• [Brief 1]: Rewrite the records from their start through the line containing "Text: talajerózióhoz kötődő", replacing "bounding boxes" with "coordinates" and leaving everything else unchanged.

Hydroponic Vegetable Gardening Indoors

Jeanne Grunert
lettuce growing in hydroponic system

Hydroponics is the science of growing plants without soil. In hydroponic gardening, plants grow in a water medium infused with the macro and micronutrients they need to thrive. Once thought the purview of science fiction, hydroponic gardening has gained renewed interest as gardeners seek to grow vegetables indoors to ensure a steady supply of organic produce year-round.

Indoor Hydroponic Vegetable Gardening

Anyone can start a hydroponic garden. You don't even need to purchase fancy equipment. You can use recycled materials to start a hydroponic garden.

• [Brief 2]: According to the text on hydroponic gardening, what kind of materials can be used to start a hydroponic garden?

• [Raw records]:
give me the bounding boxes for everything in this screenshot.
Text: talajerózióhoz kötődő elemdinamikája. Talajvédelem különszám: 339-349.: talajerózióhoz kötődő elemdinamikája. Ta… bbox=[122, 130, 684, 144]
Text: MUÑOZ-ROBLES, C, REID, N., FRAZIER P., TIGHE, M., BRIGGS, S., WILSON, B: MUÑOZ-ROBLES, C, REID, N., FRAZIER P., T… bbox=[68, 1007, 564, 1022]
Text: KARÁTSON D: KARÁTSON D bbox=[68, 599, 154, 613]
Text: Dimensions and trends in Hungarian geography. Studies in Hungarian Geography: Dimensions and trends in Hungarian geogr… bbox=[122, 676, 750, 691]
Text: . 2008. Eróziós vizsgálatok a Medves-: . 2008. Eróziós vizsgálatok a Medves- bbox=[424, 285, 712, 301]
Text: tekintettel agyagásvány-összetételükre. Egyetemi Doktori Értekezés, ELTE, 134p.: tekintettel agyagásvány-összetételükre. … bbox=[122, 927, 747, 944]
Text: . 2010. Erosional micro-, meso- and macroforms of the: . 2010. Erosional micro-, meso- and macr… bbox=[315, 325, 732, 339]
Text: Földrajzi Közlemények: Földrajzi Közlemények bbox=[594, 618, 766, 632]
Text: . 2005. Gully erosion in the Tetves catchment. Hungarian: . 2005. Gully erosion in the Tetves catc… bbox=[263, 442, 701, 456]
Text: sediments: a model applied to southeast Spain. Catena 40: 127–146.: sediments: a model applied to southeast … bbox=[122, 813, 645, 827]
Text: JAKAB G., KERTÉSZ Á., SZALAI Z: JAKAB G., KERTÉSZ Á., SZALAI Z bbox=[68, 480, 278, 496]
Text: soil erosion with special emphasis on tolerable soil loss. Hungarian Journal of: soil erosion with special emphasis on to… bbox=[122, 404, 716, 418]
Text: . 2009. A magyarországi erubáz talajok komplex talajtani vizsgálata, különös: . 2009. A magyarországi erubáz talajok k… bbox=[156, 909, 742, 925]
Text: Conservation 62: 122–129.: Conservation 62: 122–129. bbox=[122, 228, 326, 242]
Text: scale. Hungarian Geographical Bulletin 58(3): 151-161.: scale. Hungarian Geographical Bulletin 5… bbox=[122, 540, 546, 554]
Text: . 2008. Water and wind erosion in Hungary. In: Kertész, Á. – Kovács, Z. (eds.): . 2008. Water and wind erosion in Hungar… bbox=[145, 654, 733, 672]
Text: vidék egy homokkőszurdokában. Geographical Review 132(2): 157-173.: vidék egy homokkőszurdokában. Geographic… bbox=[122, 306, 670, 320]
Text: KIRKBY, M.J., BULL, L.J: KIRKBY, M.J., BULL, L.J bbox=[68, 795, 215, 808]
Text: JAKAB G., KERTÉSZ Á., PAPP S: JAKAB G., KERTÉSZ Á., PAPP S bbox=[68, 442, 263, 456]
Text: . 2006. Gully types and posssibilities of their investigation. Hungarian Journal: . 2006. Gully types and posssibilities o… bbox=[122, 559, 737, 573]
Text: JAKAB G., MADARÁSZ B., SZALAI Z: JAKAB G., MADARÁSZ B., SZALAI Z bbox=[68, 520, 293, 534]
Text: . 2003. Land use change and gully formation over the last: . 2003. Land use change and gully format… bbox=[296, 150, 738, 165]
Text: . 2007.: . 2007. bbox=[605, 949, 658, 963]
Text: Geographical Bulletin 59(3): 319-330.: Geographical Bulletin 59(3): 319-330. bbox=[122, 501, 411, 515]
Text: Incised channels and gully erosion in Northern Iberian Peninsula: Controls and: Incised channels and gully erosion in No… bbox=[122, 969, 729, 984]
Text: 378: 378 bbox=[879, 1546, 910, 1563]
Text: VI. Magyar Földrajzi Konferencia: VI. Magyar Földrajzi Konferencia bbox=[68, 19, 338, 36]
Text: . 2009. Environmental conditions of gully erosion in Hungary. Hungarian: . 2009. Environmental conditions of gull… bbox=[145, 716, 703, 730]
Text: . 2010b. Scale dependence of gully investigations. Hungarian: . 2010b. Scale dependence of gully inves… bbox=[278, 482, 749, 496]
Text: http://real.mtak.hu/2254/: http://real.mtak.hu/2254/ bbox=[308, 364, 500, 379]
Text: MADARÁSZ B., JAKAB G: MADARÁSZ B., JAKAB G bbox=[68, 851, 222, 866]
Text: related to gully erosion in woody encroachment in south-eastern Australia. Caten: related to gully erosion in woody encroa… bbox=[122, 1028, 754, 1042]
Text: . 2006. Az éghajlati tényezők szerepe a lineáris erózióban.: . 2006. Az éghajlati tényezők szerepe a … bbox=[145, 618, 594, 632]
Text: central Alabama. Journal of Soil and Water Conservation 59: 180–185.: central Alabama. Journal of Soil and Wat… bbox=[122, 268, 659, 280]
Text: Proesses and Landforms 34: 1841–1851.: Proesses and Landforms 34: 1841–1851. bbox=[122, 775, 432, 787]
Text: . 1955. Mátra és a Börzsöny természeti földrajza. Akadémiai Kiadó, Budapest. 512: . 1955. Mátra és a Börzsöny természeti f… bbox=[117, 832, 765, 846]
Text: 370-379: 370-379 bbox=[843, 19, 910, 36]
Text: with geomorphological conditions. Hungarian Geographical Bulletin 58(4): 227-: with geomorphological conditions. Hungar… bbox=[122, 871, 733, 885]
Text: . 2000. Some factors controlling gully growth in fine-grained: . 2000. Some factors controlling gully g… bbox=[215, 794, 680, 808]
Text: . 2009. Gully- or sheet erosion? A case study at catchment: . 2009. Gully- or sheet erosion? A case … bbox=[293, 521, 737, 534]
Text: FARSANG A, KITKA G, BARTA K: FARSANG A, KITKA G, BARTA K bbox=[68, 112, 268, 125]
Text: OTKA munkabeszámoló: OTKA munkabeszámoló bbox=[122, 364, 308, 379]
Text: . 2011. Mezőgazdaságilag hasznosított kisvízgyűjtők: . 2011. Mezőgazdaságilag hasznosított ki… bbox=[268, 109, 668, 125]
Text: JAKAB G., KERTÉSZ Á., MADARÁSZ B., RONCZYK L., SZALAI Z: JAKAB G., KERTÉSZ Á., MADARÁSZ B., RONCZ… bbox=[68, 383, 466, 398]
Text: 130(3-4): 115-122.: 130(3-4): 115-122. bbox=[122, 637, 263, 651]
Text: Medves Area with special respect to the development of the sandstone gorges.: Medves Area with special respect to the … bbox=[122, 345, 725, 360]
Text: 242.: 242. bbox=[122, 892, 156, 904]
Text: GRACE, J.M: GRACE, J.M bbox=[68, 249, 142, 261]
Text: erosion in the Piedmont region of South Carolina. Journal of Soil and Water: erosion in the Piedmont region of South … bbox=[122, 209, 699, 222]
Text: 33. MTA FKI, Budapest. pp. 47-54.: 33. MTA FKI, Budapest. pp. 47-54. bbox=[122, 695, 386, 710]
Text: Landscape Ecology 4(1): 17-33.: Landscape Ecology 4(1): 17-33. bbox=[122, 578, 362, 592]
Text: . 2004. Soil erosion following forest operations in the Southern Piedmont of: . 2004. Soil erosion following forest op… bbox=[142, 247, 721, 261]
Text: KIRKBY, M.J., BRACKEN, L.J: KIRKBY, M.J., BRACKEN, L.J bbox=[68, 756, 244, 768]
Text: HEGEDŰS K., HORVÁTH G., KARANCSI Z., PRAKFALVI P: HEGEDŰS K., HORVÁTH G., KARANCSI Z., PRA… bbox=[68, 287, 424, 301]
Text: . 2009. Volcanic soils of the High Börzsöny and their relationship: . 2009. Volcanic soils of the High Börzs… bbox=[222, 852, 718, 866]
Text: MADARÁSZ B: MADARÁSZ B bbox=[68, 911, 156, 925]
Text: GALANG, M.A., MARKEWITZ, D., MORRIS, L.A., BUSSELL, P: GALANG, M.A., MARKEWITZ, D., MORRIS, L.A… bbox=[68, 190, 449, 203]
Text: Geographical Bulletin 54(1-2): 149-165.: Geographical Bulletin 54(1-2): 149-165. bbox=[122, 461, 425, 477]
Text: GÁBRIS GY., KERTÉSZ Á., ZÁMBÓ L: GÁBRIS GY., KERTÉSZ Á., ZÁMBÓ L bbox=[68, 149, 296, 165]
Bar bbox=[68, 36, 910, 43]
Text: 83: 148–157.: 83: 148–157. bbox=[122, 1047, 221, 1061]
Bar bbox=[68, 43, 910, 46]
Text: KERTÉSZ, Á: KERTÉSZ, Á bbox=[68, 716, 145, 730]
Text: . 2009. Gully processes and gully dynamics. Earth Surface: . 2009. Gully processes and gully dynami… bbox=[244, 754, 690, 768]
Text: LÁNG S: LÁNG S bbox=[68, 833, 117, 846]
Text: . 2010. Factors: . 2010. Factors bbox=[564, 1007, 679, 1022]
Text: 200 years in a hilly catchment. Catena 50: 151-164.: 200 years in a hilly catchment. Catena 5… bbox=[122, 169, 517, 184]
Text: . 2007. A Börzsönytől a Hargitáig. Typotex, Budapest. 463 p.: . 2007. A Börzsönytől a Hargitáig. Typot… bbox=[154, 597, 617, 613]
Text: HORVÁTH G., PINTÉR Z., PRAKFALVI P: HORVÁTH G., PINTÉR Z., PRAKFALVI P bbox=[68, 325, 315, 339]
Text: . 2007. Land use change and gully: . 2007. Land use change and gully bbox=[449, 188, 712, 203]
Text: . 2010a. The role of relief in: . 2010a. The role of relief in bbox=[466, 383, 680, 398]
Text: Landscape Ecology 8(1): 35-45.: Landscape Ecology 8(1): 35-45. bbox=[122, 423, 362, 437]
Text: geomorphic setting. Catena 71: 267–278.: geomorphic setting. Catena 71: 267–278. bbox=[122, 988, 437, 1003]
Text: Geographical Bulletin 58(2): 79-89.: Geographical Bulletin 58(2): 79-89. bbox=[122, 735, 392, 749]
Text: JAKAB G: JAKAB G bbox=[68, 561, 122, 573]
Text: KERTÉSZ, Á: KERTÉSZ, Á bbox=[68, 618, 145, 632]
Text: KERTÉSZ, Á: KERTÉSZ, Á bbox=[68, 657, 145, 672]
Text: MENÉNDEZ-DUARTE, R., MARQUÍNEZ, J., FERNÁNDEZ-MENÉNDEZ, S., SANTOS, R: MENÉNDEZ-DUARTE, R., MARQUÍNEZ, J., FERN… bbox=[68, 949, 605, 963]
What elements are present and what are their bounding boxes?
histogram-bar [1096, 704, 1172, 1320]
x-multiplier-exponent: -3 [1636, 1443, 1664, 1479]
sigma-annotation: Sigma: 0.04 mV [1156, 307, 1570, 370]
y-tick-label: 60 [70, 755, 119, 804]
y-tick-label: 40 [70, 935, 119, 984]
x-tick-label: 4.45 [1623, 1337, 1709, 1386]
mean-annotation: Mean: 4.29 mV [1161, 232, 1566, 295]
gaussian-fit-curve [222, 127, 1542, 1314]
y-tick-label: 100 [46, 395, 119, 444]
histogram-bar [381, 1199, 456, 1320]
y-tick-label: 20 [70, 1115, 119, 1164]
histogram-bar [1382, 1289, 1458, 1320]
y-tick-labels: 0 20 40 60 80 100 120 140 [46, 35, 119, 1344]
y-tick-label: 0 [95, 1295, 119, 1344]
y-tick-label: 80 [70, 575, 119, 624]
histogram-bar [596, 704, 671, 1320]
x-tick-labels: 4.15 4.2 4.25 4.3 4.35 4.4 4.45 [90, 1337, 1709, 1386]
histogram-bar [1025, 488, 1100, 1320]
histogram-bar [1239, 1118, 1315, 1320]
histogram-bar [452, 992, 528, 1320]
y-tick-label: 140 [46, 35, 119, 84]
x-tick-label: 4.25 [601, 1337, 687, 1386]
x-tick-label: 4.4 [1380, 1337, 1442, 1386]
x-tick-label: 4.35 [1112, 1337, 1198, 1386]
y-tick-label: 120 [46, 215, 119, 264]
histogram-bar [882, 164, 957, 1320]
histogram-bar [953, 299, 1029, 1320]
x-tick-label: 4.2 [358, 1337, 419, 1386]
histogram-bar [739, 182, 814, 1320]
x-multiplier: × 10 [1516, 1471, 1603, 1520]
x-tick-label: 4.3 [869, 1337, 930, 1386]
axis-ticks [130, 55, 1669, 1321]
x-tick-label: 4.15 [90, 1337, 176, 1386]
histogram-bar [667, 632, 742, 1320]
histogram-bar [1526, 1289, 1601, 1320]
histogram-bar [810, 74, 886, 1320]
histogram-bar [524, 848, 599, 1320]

• [Task solution 1]:
give me the coordinates for everything in this screenshot.
Text: talajerózióhoz kötődő elemdinamikája. Talajvédelem különszám: 339-349.: talajerózióhoz kötődő elemdinamikája. Ta… bbox=[122, 130, 684, 144]

• [Task solution 2]: Recycled materials.